Vorliegender Text ->
Casino Hille hat geschrieben: 10. Januar 2024 17:06
Ich sag ja nicht, dass das kein Kritikpunkt war. Ich hab bei Bekanntgabe der Castingentscheidung auch mit den Augen gerollt (wenngleich die Darstellerin letztlich das einzig halbwegs vernünftige an dem Quatschfilm war). Wenn wir das alleine als "Woke" zählen = okay. Für mich hat das erstmal mit "woke" nichts zu tun.
Es geht ja nicht um die Castingentscheidung an sich, sondern um den Hintergedanken. Eine dunkelhäutige Darstellerin zu besetzen ist per se selbstverständlich nicht woke. Es alleine aus Gründen der Repräsentation zu tun schon. Zumindest verstehe ich den Begriff und die Debatte so. Ich würde sagen, da geht es nicht um das was, sondern um das warum.
Casino Hille hat geschrieben: 10. Januar 2024 17:06
Aber wenn wir das als Teil davon sehen, okay, dann war "Wokeness" zumindest ein Teilgrund für den schlechter laufenden "Arielle" – obwohl wir umgekehrt nicht wissen können, ob es nicht genauso auch größere Publikumsteile an eher "woken" Zuschauen gab, die alleine deswegen den Film im Kino gesehen und unterstützt haben. "Black Panther" wurde auch zum Hit, weil sehr viel mehr schwarze Zuschauer in die Kinos strömten als sonst bei Marvel der Fall. Und ja, der Vergleich hinkt, aber halt nur ein bisschen.
Auch wenn ich verstehe, worauf du hinaus willst: Der Vergleich hinkt mehr als nur ein bisschen. "Black Panther" wurde zum Hit, weil mehr Afroamerikaner ins Kino gegangen sind und der ganze Rest kein bisschen weniger ins Kino gegangen ist. Wäre der Film von einer nennenswerten gruppe boykottiert worden hätte das auch anders aussehen können.

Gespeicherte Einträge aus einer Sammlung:
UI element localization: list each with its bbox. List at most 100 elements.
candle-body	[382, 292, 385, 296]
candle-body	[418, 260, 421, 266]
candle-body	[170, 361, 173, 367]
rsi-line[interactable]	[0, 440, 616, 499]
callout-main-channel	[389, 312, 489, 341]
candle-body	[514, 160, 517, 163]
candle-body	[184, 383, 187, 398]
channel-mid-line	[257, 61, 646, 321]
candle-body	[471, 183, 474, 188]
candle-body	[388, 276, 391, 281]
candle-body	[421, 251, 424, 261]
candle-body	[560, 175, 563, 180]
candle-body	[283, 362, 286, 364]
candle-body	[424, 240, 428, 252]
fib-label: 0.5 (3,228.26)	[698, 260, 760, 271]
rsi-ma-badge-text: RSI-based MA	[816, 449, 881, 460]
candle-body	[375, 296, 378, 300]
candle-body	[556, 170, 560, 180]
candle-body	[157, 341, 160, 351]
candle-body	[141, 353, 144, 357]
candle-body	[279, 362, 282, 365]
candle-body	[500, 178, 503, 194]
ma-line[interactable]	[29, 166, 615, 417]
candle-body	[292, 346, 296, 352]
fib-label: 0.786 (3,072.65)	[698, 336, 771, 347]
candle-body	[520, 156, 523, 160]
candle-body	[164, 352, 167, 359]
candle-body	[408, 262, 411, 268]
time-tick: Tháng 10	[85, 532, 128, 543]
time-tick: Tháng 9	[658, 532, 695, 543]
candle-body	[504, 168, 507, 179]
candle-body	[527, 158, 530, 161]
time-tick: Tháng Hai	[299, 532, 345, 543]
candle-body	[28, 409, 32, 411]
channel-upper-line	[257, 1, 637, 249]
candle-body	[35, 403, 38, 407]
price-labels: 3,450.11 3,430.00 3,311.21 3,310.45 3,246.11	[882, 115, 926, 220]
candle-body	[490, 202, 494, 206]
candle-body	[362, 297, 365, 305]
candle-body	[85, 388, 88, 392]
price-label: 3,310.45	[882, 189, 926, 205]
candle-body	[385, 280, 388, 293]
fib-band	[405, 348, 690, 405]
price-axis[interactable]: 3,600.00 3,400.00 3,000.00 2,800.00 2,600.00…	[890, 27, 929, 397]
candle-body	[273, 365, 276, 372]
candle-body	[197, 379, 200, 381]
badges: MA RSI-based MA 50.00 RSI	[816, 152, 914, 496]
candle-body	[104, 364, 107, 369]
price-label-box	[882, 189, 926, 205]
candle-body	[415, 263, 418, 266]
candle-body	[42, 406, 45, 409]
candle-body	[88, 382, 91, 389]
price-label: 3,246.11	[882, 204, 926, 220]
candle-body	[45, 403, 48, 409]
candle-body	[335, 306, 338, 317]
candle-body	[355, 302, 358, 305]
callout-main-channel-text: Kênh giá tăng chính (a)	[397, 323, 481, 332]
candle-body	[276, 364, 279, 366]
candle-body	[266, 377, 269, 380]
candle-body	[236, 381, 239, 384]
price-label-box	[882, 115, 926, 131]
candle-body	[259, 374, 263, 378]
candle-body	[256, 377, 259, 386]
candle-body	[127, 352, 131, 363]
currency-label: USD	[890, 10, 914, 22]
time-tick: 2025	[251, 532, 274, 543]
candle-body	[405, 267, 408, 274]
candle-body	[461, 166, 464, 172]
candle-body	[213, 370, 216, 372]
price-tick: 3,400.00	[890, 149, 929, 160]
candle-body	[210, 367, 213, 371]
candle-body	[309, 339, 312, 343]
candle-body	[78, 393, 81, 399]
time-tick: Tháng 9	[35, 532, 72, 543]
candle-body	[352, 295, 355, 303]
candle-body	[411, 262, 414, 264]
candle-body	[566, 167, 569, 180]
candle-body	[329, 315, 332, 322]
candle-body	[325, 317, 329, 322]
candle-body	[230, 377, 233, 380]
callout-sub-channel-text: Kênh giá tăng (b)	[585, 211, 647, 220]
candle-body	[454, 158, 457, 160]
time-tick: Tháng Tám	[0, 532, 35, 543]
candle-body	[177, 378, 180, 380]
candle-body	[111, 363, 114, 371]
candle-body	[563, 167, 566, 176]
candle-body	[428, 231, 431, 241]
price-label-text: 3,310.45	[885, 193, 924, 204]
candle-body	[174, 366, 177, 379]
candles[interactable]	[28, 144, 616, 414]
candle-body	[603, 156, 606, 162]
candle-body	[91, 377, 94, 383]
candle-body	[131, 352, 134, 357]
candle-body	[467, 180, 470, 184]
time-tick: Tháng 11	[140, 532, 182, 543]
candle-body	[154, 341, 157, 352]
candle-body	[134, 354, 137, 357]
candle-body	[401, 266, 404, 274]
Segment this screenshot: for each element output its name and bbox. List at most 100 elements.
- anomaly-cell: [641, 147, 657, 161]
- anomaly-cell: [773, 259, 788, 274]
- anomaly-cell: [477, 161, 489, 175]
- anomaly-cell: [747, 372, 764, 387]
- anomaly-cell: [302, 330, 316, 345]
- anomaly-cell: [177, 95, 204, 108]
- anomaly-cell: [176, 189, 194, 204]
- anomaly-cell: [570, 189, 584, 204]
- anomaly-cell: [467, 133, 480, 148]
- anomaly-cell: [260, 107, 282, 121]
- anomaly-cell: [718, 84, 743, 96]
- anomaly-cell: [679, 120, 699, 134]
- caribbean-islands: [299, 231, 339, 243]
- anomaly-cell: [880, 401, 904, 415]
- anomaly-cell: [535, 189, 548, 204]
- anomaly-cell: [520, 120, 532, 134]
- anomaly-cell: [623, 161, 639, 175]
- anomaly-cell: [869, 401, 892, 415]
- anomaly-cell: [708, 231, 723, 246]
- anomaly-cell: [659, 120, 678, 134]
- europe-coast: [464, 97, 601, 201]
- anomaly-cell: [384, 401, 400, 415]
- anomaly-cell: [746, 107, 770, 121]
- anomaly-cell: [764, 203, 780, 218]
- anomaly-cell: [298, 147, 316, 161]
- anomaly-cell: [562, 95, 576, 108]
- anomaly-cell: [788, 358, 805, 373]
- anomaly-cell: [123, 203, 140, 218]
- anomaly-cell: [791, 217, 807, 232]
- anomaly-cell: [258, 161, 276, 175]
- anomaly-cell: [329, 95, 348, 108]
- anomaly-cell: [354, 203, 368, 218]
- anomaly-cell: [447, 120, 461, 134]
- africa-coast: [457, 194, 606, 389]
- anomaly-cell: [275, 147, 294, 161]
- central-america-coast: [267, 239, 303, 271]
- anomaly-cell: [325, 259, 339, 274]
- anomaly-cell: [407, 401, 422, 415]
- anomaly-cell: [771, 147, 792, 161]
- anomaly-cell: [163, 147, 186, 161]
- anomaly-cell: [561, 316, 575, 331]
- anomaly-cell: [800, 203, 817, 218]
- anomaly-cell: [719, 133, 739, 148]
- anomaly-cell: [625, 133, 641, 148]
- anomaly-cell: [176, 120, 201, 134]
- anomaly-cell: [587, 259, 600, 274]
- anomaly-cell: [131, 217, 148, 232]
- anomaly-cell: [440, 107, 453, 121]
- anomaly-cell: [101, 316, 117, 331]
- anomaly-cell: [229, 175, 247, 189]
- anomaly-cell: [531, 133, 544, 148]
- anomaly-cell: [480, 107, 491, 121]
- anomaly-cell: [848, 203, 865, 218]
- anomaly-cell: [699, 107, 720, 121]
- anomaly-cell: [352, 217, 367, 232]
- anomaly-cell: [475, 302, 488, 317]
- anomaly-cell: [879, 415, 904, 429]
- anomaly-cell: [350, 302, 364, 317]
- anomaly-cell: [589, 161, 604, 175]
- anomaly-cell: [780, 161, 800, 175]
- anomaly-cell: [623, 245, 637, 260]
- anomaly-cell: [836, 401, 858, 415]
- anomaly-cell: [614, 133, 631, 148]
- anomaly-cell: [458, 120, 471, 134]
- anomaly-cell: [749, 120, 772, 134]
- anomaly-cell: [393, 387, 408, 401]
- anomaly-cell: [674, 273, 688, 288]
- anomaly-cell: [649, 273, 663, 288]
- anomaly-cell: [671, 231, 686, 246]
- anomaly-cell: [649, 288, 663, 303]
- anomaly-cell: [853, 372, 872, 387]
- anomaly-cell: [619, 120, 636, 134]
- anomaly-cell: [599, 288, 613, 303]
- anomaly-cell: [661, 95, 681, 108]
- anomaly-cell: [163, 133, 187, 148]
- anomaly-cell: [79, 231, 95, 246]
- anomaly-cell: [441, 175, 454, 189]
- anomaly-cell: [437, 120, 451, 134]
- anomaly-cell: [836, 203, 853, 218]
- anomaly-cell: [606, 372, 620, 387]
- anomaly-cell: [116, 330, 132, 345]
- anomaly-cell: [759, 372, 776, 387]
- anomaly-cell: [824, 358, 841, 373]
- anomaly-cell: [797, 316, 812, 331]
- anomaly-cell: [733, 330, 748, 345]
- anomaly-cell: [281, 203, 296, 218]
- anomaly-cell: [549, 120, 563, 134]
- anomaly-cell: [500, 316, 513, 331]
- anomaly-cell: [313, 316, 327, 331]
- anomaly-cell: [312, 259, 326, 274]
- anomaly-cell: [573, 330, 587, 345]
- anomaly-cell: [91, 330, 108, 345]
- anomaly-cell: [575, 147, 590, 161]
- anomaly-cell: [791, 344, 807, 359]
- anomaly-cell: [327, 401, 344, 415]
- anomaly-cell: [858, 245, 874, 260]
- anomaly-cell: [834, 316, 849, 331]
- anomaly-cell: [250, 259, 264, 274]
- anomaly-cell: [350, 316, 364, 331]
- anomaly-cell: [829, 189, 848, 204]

Zu bearbeiten ->
Beantworte die folgenden Fragen zum Forumstext.
(a) Was war laut dem Forumstext das einzig halbwegs Vernünftige an dem dort so genannten Quatschfilm?
(b) Worum geht es laut dem Forumstext bei der Debatte nicht, und worum stattdessen?
(c) Welcher Film wurde laut dem Forumstext zum Hit, weil sehr viel mehr schwarze Zuschauer in die Kinos strömten als sonst bei Marvel?

Gelöste Aufgabe ->
(a) Die Darstellerin.
(b) Nicht um das Was, sondern um das Warum.
(c) „Black Panther“.